## Material supplied
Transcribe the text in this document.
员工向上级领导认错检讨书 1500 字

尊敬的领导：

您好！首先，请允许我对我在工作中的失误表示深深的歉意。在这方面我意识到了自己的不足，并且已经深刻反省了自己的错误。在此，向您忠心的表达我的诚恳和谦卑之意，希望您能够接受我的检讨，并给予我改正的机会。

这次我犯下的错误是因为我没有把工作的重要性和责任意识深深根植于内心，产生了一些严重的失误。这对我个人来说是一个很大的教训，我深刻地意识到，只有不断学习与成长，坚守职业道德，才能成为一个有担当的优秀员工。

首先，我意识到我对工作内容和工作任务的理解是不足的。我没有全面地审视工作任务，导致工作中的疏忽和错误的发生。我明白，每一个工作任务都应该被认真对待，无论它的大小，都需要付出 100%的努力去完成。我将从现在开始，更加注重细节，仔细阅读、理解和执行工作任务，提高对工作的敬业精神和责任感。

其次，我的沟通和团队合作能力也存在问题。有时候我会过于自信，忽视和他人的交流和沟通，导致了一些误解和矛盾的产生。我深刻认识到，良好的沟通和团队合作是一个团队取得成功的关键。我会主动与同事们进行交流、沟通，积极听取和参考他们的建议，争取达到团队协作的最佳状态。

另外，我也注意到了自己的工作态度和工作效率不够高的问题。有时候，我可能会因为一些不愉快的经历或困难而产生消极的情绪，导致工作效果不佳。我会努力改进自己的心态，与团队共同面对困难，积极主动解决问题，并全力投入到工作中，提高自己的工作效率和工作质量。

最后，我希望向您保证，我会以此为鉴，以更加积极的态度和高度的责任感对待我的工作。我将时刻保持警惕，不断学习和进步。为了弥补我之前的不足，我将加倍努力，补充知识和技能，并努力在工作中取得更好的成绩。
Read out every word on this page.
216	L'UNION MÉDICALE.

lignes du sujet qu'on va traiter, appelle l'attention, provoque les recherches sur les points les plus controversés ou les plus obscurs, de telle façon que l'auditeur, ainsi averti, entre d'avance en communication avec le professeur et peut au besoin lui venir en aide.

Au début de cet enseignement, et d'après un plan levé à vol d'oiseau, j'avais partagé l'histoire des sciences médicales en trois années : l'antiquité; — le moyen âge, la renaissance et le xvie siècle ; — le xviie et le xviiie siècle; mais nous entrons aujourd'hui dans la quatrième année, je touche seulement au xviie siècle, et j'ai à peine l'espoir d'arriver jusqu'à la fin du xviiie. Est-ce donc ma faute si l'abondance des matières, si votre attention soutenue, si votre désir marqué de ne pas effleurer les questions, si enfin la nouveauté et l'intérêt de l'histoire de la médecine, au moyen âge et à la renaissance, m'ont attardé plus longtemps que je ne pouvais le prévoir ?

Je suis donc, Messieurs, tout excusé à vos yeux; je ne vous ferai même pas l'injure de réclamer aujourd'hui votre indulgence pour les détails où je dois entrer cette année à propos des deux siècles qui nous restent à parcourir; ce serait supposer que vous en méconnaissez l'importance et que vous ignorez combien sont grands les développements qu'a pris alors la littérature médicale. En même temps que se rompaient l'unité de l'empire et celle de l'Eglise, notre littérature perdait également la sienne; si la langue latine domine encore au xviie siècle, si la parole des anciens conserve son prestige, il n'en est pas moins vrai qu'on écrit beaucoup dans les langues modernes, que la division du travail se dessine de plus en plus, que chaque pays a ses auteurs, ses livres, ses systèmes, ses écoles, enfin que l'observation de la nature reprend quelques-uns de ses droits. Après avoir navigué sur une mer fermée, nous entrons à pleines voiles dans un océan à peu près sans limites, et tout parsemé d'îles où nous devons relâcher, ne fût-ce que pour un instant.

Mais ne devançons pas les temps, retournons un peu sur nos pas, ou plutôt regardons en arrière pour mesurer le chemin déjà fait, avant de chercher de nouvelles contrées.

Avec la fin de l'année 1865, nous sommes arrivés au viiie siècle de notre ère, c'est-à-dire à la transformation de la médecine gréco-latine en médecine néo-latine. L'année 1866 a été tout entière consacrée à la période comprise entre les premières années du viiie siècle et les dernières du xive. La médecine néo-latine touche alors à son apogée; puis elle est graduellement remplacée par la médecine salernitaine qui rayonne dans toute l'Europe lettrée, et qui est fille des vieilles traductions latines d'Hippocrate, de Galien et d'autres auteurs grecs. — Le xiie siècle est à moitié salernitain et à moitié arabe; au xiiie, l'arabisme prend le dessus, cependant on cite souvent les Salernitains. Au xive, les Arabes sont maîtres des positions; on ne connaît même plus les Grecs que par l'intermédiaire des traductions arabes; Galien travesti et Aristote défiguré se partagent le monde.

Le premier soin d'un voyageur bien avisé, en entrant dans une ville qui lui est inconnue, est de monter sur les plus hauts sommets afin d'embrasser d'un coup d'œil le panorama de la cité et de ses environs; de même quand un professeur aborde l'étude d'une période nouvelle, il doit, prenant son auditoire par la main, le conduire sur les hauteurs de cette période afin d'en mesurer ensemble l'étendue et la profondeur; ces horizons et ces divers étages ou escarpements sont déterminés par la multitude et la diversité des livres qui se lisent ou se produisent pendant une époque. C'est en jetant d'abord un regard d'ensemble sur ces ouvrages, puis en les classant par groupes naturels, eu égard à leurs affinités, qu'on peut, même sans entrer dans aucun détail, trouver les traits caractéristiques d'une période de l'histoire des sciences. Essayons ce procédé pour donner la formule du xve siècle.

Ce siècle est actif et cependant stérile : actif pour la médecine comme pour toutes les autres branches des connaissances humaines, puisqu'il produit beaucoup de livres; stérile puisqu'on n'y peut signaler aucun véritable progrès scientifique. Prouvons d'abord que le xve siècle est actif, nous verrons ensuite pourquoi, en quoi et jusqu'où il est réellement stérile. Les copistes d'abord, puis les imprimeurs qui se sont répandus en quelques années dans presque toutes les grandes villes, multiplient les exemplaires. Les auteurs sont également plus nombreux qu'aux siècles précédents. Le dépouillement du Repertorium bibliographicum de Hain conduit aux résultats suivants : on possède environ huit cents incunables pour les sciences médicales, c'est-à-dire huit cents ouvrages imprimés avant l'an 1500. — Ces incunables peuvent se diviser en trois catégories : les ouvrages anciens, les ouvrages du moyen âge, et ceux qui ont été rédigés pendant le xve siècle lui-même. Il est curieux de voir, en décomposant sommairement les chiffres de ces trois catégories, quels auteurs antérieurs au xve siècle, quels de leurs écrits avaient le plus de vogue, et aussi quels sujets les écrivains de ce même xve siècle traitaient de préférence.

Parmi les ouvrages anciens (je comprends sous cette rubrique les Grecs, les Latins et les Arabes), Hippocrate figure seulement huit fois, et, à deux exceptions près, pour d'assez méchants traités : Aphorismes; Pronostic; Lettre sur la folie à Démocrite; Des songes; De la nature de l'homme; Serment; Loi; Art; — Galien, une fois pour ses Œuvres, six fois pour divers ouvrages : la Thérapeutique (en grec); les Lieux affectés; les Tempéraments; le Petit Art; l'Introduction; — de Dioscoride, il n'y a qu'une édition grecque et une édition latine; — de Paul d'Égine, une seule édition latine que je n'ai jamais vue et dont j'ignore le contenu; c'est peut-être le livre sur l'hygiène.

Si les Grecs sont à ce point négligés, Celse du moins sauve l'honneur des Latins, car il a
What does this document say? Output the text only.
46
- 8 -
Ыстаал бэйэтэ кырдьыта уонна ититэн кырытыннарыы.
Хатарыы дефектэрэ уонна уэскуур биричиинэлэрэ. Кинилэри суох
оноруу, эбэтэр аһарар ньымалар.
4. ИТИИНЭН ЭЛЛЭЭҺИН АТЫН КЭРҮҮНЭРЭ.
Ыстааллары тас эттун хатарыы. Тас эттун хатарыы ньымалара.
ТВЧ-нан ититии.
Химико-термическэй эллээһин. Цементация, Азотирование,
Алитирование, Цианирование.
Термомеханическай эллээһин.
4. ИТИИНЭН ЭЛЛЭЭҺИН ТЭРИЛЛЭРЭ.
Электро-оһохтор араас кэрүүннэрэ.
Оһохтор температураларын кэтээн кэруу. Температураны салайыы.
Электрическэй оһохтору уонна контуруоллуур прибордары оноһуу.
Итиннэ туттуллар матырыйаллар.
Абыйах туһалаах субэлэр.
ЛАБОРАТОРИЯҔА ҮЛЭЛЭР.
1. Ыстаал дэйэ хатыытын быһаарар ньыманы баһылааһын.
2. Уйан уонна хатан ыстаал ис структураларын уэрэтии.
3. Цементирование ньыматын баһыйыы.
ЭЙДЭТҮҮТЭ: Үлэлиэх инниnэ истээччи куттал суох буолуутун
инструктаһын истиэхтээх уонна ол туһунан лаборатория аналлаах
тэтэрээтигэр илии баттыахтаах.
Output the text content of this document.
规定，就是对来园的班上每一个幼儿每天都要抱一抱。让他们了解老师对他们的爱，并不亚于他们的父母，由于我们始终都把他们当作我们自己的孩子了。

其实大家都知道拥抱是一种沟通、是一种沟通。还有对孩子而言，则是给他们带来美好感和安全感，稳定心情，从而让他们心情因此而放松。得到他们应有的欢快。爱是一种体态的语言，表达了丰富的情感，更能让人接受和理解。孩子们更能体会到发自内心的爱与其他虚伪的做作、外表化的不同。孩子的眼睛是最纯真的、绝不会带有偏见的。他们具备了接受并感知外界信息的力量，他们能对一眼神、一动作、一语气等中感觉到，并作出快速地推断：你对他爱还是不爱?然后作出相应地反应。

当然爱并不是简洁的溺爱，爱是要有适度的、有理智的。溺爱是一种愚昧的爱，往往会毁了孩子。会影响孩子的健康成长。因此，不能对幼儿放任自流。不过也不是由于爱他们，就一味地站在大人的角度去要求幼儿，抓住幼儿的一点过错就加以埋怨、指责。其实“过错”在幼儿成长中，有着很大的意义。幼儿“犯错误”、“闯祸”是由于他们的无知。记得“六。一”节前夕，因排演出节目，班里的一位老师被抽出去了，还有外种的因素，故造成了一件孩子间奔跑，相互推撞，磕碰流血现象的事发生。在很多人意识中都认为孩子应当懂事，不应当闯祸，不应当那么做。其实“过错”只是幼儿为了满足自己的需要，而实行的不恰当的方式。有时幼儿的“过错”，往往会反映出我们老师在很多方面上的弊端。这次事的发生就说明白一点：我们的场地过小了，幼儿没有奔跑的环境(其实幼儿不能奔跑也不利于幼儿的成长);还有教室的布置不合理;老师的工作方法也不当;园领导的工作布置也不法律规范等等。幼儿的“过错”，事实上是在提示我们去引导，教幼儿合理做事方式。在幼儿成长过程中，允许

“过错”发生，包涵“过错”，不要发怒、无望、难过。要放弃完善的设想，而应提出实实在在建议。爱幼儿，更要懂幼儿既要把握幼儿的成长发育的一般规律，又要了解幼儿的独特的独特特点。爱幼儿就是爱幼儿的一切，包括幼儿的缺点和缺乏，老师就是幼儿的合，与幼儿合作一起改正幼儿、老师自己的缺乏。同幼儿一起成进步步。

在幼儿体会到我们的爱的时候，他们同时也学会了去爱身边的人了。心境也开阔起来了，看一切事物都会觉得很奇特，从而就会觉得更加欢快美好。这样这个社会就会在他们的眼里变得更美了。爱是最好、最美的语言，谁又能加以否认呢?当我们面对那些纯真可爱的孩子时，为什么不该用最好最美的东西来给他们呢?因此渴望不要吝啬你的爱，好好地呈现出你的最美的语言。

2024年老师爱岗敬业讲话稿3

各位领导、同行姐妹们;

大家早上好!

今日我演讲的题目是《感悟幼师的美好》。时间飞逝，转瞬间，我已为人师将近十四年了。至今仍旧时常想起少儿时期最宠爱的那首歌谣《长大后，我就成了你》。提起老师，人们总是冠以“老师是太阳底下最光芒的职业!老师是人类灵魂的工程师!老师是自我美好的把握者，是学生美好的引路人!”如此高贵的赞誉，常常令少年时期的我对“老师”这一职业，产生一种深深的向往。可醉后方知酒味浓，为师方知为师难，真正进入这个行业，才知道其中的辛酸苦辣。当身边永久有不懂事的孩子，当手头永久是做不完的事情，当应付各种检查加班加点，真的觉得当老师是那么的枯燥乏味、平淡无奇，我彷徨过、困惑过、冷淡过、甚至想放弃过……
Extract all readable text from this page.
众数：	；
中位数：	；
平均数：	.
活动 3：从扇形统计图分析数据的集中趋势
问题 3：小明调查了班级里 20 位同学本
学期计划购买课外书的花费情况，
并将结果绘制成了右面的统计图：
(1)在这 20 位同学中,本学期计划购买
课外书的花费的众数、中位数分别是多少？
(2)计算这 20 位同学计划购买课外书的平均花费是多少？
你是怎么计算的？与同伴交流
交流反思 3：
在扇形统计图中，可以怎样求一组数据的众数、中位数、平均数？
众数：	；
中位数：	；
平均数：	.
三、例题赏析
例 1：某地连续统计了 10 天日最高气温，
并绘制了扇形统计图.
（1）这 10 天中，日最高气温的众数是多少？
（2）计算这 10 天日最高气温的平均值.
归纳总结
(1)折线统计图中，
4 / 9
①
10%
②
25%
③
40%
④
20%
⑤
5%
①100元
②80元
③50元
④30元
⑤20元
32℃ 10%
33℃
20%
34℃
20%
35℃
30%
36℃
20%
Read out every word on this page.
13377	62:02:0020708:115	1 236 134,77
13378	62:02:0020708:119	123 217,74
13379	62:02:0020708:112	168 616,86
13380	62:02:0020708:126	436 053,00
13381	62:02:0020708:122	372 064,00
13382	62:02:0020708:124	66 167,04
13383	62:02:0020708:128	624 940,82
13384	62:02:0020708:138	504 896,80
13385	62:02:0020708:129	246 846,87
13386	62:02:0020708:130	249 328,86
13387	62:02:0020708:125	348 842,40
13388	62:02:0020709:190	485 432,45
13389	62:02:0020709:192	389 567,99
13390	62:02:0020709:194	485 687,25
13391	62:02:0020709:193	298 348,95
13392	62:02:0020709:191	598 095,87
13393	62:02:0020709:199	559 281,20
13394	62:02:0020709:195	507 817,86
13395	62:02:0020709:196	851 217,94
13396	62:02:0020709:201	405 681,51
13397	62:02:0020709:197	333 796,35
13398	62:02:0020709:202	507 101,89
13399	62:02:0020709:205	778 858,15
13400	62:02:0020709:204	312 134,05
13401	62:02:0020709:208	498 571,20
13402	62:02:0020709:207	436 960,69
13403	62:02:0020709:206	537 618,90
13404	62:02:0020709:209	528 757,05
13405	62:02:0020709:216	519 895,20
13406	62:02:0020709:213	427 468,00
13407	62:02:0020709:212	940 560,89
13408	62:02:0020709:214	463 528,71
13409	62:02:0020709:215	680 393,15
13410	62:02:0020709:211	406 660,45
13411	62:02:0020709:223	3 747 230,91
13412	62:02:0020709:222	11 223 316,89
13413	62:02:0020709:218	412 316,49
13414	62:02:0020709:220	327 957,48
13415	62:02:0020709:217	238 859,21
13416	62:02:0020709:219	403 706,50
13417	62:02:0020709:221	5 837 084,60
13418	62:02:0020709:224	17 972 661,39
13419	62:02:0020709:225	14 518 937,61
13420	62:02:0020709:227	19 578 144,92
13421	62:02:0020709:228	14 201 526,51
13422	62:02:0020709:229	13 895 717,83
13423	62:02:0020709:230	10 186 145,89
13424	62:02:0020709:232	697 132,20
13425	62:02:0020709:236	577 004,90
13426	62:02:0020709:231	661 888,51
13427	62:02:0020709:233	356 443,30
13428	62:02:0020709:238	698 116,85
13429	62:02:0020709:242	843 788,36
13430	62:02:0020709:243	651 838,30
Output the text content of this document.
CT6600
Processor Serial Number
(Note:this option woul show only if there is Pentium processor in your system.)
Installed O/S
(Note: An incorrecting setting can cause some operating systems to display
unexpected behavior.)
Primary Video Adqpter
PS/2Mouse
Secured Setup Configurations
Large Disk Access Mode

## What the task requires
Copy out every line with the word "Arabes".

## Solution for this exercise
Avec la fin de l'année 1865, nous sommes arrivés au viiie siècle de notre ère, c'est-à-dire à la transformation de la médecine gréco-latine en médecine néo-latine. L'année 1866 a été tout entière consacrée à la période comprise entre les premières années du viiie siècle et les dernières du xive. La médecine néo-latine touche alors à son apogée; puis elle est graduellement remplacée par la médecine salernitaine qui rayonne dans toute l'Europe lettrée, et qui est fille des vieilles traductions latines d'Hippocrate, de Galien et d'autres auteurs grecs. — Le xiie siècle est à moitié salernitain et à moitié arabe; au xiiie, l'arabisme prend le dessus, cependant on cite souvent les Salernitains. Au xive, les Arabes sont maîtres des positions; on ne connaît même plus les Grecs que par l'intermédiaire des traductions arabes; Galien travesti et Aristote défiguré se partagent le monde.
Parmi les ouvrages anciens (je comprends sous cette rubrique les Grecs, les Latins et les Arabes), Hippocrate figure seulement huit fois, et, à deux exceptions près, pour d'assez méchants traités : Aphorismes; Pronostic; Lettre sur la folie à Démocrite; Des songes; De la nature de l'homme; Serment; Loi; Art; — Galien, une fois pour ses Œuvres, six fois pour divers ouvrages : la Thérapeutique (en grec); les Lieux affectés; les Tempéraments; le Petit Art; l'Introduction; — de Dioscoride, il n'y a qu'une édition grecque et une édition latine; — de Paul d'Égine, une seule édition latine que je n'ai jamais vue et dont j'ignore le contenu; c'est peut-être le livre sur l'hygiène.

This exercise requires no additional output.